[Required task]:
Reproduce each line of the material exactly, minus any picture.

——

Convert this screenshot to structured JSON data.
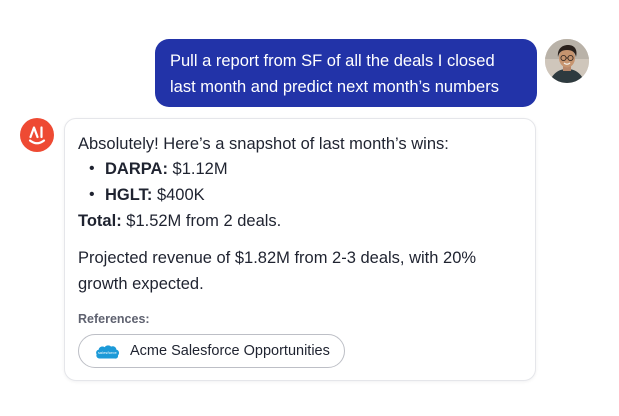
{
  "user_message": {
    "lines": [
      "Pull a report from SF of all the deals I closed",
      "last month and predict next month’s numbers"
    ]
  },
  "assistant_message": {
    "intro": "Absolutely! Here’s a snapshot of last month’s wins:",
    "bullets": [
      {
        "marker": "•",
        "label": "DARPA:",
        "value": " $1.12M"
      },
      {
        "marker": "•",
        "label": "HGLT:",
        "value": " $400K"
      }
    ],
    "total": {
      "label": "Total:",
      "value": " $1.52M from 2 deals."
    },
    "projection_lines": [
      "Projected revenue of $1.82M from 2-3 deals, with 20%",
      "growth expected."
    ],
    "references_label": "References:",
    "reference_chip": {
      "label": "Acme Salesforce Opportunities",
      "icon": "salesforce-cloud-icon",
      "icon_text": "salesforce"
    }
  },
  "avatars": {
    "user": "user-photo-avatar",
    "assistant": "assistant-logo-avatar"
  },
  "colors": {
    "user_bubble": "#2233a8",
    "assistant_logo": "#ee4a33",
    "salesforce_blue": "#1c9ad8"
  }
}
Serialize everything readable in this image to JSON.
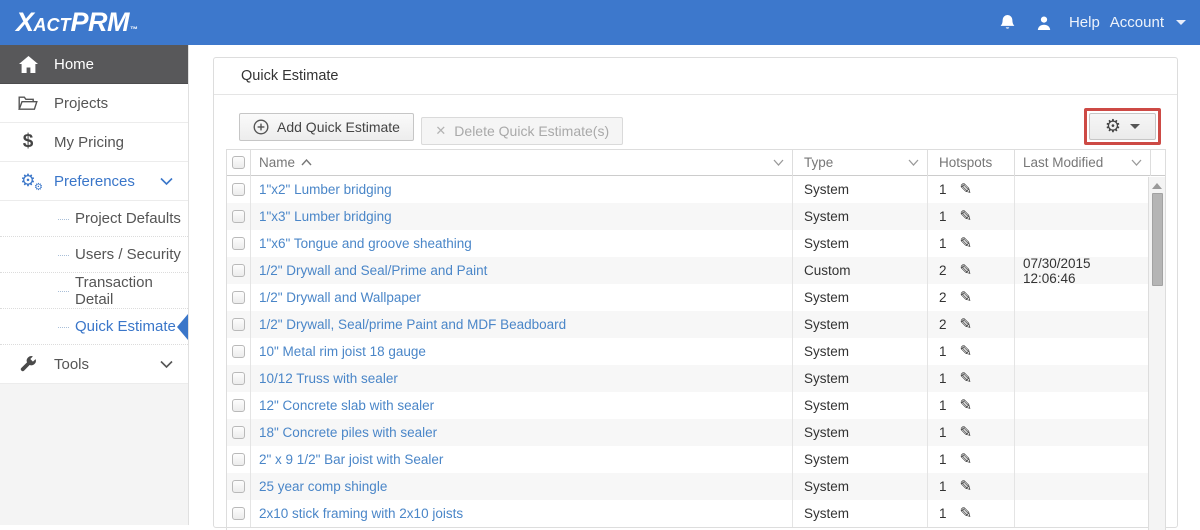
{
  "app": {
    "logo_part1": "X",
    "logo_part2": "ACT",
    "logo_part3": "PRM",
    "logo_tm": "™"
  },
  "topbar": {
    "help_label": "Help",
    "account_label": "Account"
  },
  "sidebar": {
    "items": [
      {
        "label": "Home"
      },
      {
        "label": "Projects"
      },
      {
        "label": "My Pricing"
      },
      {
        "label": "Preferences"
      }
    ],
    "subitems": [
      "Project Defaults",
      "Users / Security",
      "Transaction Detail",
      "Quick Estimate"
    ],
    "tools_label": "Tools"
  },
  "page": {
    "title": "Quick Estimate"
  },
  "toolbar": {
    "add_label": "Add Quick Estimate",
    "delete_label": "Delete Quick Estimate(s)"
  },
  "table": {
    "columns": [
      "Name",
      "Type",
      "Hotspots",
      "Last Modified"
    ],
    "rows": [
      {
        "name": "1\"x2\" Lumber bridging",
        "type": "System",
        "hotspots": "1",
        "last_modified": ""
      },
      {
        "name": "1\"x3\" Lumber bridging",
        "type": "System",
        "hotspots": "1",
        "last_modified": ""
      },
      {
        "name": "1\"x6\" Tongue and groove sheathing",
        "type": "System",
        "hotspots": "1",
        "last_modified": ""
      },
      {
        "name": "1/2\" Drywall and Seal/Prime and Paint",
        "type": "Custom",
        "hotspots": "2",
        "last_modified": "07/30/2015 12:06:46"
      },
      {
        "name": "1/2\" Drywall and Wallpaper",
        "type": "System",
        "hotspots": "2",
        "last_modified": ""
      },
      {
        "name": "1/2\" Drywall, Seal/prime Paint and MDF Beadboard",
        "type": "System",
        "hotspots": "2",
        "last_modified": ""
      },
      {
        "name": "10\" Metal rim joist 18 gauge",
        "type": "System",
        "hotspots": "1",
        "last_modified": ""
      },
      {
        "name": "10/12 Truss with sealer",
        "type": "System",
        "hotspots": "1",
        "last_modified": ""
      },
      {
        "name": "12\" Concrete slab with sealer",
        "type": "System",
        "hotspots": "1",
        "last_modified": ""
      },
      {
        "name": "18\" Concrete piles with sealer",
        "type": "System",
        "hotspots": "1",
        "last_modified": ""
      },
      {
        "name": "2\" x 9 1/2\" Bar joist with Sealer",
        "type": "System",
        "hotspots": "1",
        "last_modified": ""
      },
      {
        "name": "25 year comp shingle",
        "type": "System",
        "hotspots": "1",
        "last_modified": ""
      },
      {
        "name": "2x10 stick framing with 2x10 joists",
        "type": "System",
        "hotspots": "1",
        "last_modified": ""
      }
    ]
  },
  "colors": {
    "topbar_blue": "#3d78cc",
    "active_blue": "#3a76c9",
    "link_blue": "#4a86c8",
    "dark_item": "#58585a",
    "annotation_red": "#cd4a45",
    "row_stripe": "#f7f7f7"
  }
}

——

[Complete output]:
Convert this screenshot to structured JSON data.
{
  "user_message": {
    "lines": [
      "Pull a report from SF of all the deals I closed",
      "last month and predict next month’s numbers"
    ]
  },
  "assistant_message": {
    "intro": "Absolutely! Here’s a snapshot of last month’s wins:",
    "bullets": [
      {
        "marker": "•",
        "label": "DARPA:",
        "value": " $1.12M"
      },
      {
        "marker": "•",
        "label": "HGLT:",
        "value": " $400K"
      }
    ],
    "total": {
      "label": "Total:",
      "value": " $1.52M from 2 deals."
    },
    "projection_lines": [
      "Projected revenue of $1.82M from 2-3 deals, with 20%",
      "growth expected."
    ],
    "references_label": "References:",
    "reference_chip": {
      "label": "Acme Salesforce Opportunities",
      "icon": "salesforce-cloud-icon",
      "icon_text": "salesforce"
    }
  },
  "avatars": {
    "user": "user-photo-avatar",
    "assistant": "assistant-logo-avatar"
  },
  "colors": {
    "user_bubble": "#2233a8",
    "assistant_logo": "#ee4a33",
    "salesforce_blue": "#1c9ad8"
  }
}
Serialize everything readable in this image to JSON.
{
  "app": {
    "logo_part1": "X",
    "logo_part2": "ACT",
    "logo_part3": "PRM",
    "logo_tm": "™"
  },
  "topbar": {
    "help_label": "Help",
    "account_label": "Account"
  },
  "sidebar": {
    "items": [
      {
        "label": "Home"
      },
      {
        "label": "Projects"
      },
      {
        "label": "My Pricing"
      },
      {
        "label": "Preferences"
      }
    ],
    "subitems": [
      "Project Defaults",
      "Users / Security",
      "Transaction Detail",
      "Quick Estimate"
    ],
    "tools_label": "Tools"
  },
  "page": {
    "title": "Quick Estimate"
  },
  "toolbar": {
    "add_label": "Add Quick Estimate",
    "delete_label": "Delete Quick Estimate(s)"
  },
  "table": {
    "columns": [
      "Name",
      "Type",
      "Hotspots",
      "Last Modified"
    ],
    "rows": [
      {
        "name": "1\"x2\" Lumber bridging",
        "type": "System",
        "hotspots": "1",
        "last_modified": ""
      },
      {
        "name": "1\"x3\" Lumber bridging",
        "type": "System",
        "hotspots": "1",
        "last_modified": ""
      },
      {
        "name": "1\"x6\" Tongue and groove sheathing",
        "type": "System",
        "hotspots": "1",
        "last_modified": ""
      },
      {
        "name": "1/2\" Drywall and Seal/Prime and Paint",
        "type": "Custom",
        "hotspots": "2",
        "last_modified": "07/30/2015 12:06:46"
      },
      {
        "name": "1/2\" Drywall and Wallpaper",
        "type": "System",
        "hotspots": "2",
        "last_modified": ""
      },
      {
        "name": "1/2\" Drywall, Seal/prime Paint and MDF Beadboard",
        "type": "System",
        "hotspots": "2",
        "last_modified": ""
      },
      {
        "name": "10\" Metal rim joist 18 gauge",
        "type": "System",
        "hotspots": "1",
        "last_modified": ""
      },
      {
        "name": "10/12 Truss with sealer",
        "type": "System",
        "hotspots": "1",
        "last_modified": ""
      },
      {
        "name": "12\" Concrete slab with sealer",
        "type": "System",
        "hotspots": "1",
        "last_modified": ""
      },
      {
        "name": "18\" Concrete piles with sealer",
        "type": "System",
        "hotspots": "1",
        "last_modified": ""
      },
      {
        "name": "2\" x 9 1/2\" Bar joist with Sealer",
        "type": "System",
        "hotspots": "1",
        "last_modified": ""
      },
      {
        "name": "25 year comp shingle",
        "type": "System",
        "hotspots": "1",
        "last_modified": ""
      },
      {
        "name": "2x10 stick framing with 2x10 joists",
        "type": "System",
        "hotspots": "1",
        "last_modified": ""
      }
    ]
  },
  "colors": {
    "topbar_blue": "#3d78cc",
    "active_blue": "#3a76c9",
    "link_blue": "#4a86c8",
    "dark_item": "#58585a",
    "annotation_red": "#cd4a45",
    "row_stripe": "#f7f7f7"
  }
}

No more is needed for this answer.